**TASK PROMPT:** Tally the lines that hold the string "Wycieczka", and reply with the count alone.

**INPUT RECORDS:**
--

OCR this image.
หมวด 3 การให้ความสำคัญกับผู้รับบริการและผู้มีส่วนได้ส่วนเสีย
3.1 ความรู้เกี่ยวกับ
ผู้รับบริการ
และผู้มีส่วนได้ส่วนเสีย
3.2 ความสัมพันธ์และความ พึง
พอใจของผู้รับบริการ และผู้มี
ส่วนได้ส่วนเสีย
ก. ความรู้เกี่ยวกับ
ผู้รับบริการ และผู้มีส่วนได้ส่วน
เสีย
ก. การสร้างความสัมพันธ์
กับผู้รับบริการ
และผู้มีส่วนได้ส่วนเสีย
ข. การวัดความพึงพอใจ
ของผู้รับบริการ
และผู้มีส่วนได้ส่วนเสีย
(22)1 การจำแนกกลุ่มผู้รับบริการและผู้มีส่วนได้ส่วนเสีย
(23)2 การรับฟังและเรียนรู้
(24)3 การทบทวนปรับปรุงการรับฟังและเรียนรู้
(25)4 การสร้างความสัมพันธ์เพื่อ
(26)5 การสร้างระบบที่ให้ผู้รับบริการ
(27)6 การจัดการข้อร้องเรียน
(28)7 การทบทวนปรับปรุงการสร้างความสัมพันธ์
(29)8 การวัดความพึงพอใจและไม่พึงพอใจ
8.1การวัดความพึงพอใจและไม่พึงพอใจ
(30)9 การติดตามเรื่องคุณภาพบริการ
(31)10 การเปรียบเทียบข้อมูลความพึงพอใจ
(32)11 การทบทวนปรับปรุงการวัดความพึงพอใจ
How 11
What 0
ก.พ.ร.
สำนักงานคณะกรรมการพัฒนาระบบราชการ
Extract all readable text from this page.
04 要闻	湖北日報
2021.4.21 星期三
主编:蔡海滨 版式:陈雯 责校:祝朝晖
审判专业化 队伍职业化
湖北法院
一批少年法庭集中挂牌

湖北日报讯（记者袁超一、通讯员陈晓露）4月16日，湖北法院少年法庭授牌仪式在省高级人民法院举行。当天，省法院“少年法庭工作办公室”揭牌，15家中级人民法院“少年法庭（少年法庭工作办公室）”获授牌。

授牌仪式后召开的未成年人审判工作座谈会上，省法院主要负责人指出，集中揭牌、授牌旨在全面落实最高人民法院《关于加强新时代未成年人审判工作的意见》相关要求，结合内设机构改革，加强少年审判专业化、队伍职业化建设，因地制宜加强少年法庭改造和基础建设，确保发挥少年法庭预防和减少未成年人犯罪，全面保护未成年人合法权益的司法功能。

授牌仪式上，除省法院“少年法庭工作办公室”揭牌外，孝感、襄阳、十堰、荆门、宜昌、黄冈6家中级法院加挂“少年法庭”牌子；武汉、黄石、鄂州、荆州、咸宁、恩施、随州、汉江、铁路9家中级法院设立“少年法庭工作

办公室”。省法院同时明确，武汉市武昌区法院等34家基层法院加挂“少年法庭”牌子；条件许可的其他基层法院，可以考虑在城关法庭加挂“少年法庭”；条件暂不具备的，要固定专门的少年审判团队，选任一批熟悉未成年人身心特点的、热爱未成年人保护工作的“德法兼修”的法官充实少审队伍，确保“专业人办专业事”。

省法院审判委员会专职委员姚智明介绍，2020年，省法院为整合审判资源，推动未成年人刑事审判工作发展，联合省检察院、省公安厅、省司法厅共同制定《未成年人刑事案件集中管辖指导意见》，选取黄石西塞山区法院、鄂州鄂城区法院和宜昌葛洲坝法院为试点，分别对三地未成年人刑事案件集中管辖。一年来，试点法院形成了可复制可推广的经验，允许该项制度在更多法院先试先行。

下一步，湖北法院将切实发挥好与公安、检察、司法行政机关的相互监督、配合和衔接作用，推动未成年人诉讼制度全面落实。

--

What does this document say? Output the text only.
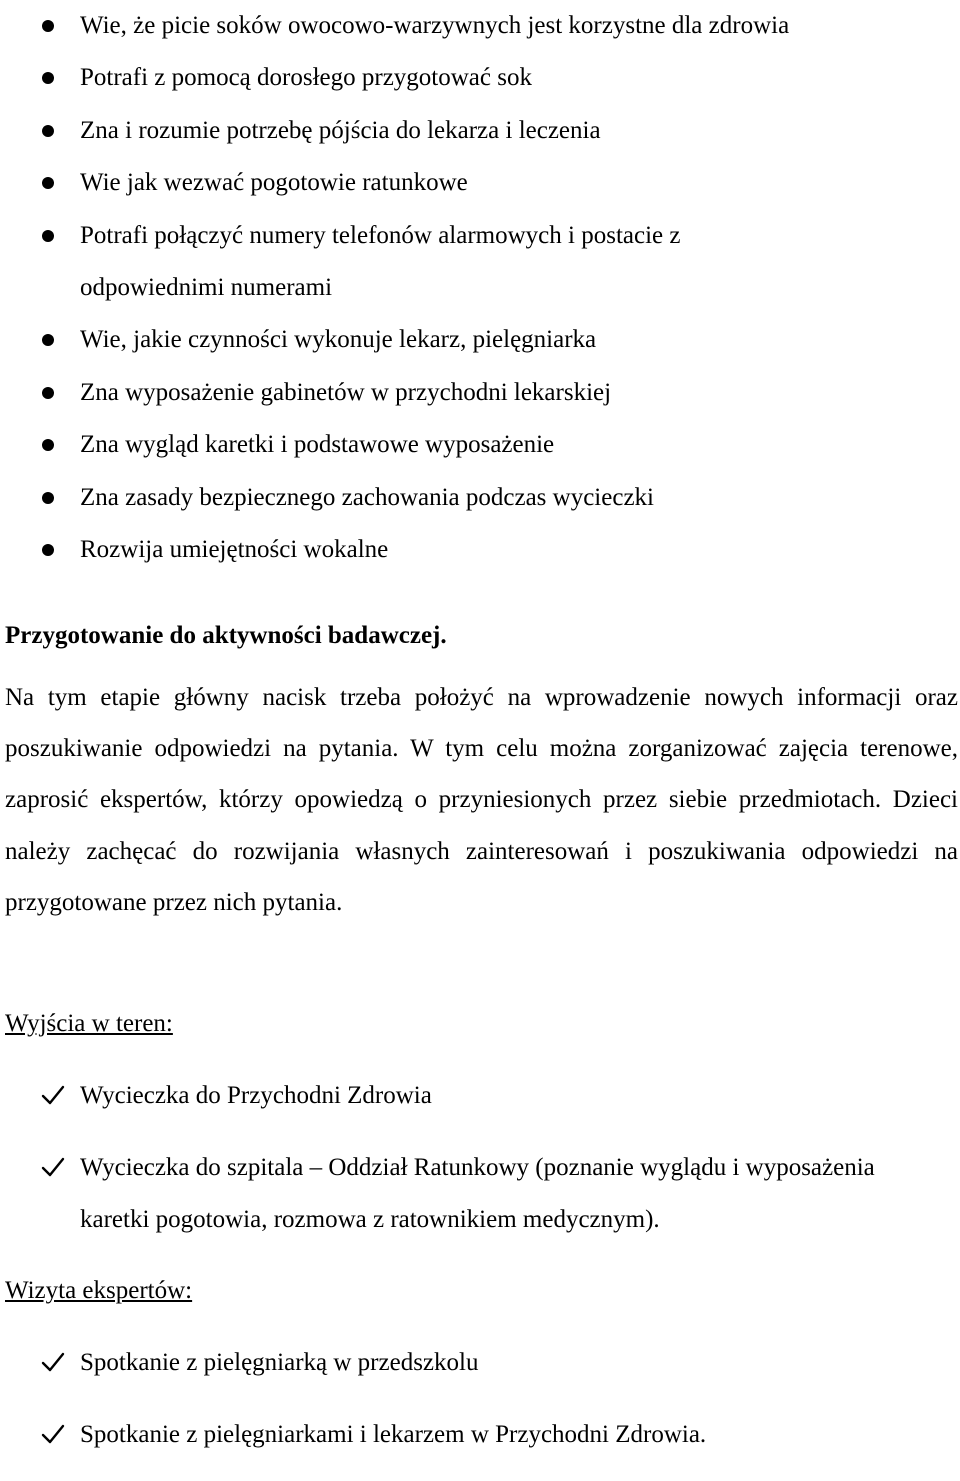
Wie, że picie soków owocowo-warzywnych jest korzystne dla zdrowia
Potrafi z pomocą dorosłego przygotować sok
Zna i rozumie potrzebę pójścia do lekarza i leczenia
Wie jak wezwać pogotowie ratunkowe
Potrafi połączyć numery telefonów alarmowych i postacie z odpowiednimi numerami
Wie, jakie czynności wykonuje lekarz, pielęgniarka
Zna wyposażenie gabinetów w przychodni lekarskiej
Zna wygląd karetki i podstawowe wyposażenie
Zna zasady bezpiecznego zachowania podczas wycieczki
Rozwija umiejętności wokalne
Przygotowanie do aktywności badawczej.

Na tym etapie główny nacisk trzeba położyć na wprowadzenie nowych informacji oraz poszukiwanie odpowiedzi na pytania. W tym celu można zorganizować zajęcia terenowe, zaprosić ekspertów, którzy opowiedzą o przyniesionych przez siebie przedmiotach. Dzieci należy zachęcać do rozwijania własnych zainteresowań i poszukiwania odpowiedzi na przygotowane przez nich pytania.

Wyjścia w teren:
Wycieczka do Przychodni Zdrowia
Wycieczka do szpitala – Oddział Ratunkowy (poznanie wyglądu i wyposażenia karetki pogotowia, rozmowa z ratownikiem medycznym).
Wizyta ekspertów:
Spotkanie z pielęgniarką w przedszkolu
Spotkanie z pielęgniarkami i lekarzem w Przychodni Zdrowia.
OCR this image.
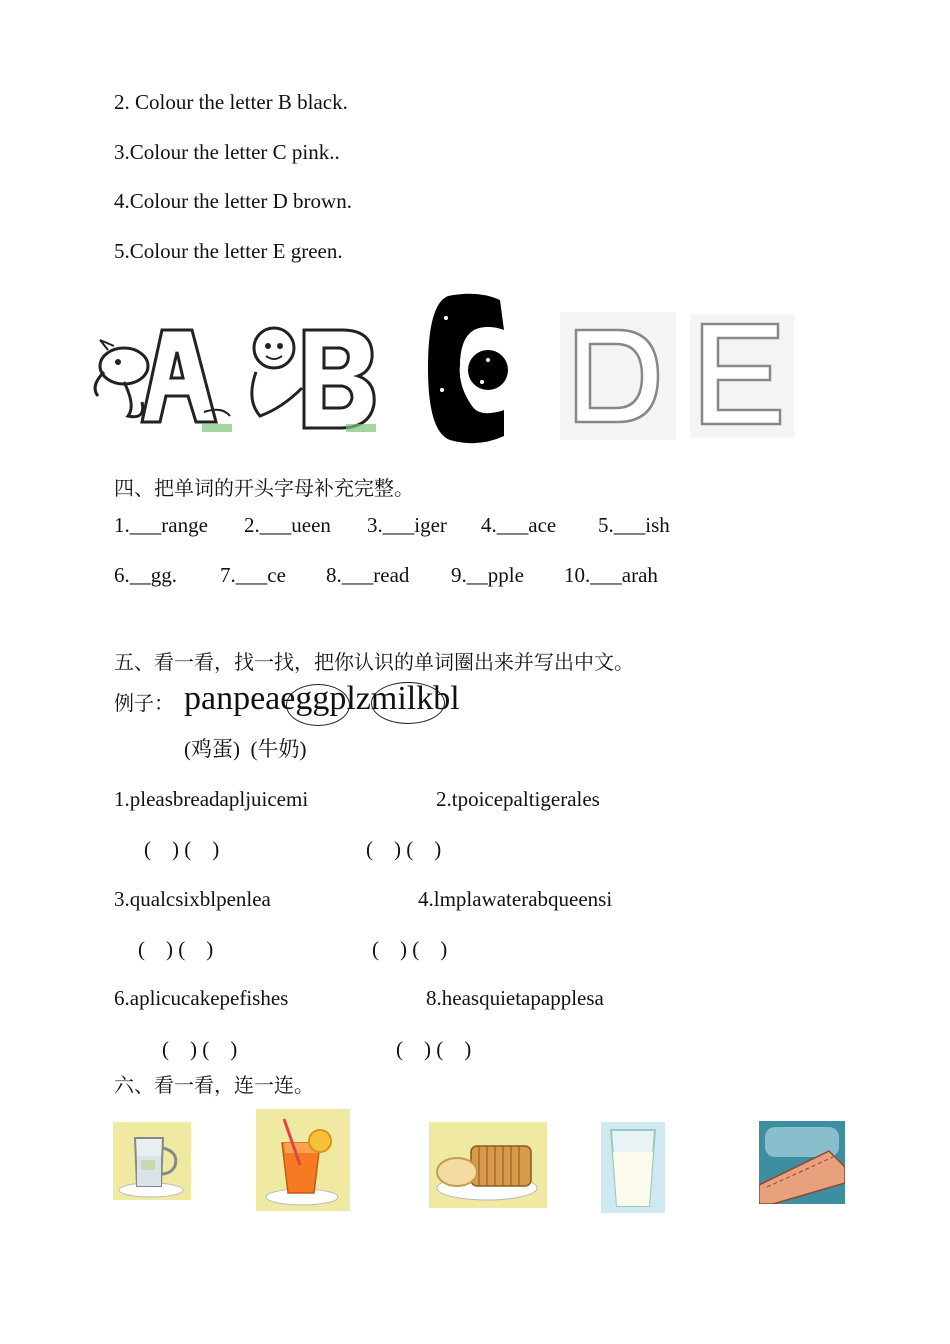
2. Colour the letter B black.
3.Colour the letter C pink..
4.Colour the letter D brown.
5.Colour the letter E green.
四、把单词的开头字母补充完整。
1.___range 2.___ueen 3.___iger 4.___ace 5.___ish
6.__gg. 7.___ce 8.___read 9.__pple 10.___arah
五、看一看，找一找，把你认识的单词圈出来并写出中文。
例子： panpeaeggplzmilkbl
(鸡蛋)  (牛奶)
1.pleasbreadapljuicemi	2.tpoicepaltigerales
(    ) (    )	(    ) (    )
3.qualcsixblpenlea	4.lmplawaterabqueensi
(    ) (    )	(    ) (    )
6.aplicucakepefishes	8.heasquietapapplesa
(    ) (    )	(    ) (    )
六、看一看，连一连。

--

**SOLUTION TO THIS TASK:** 2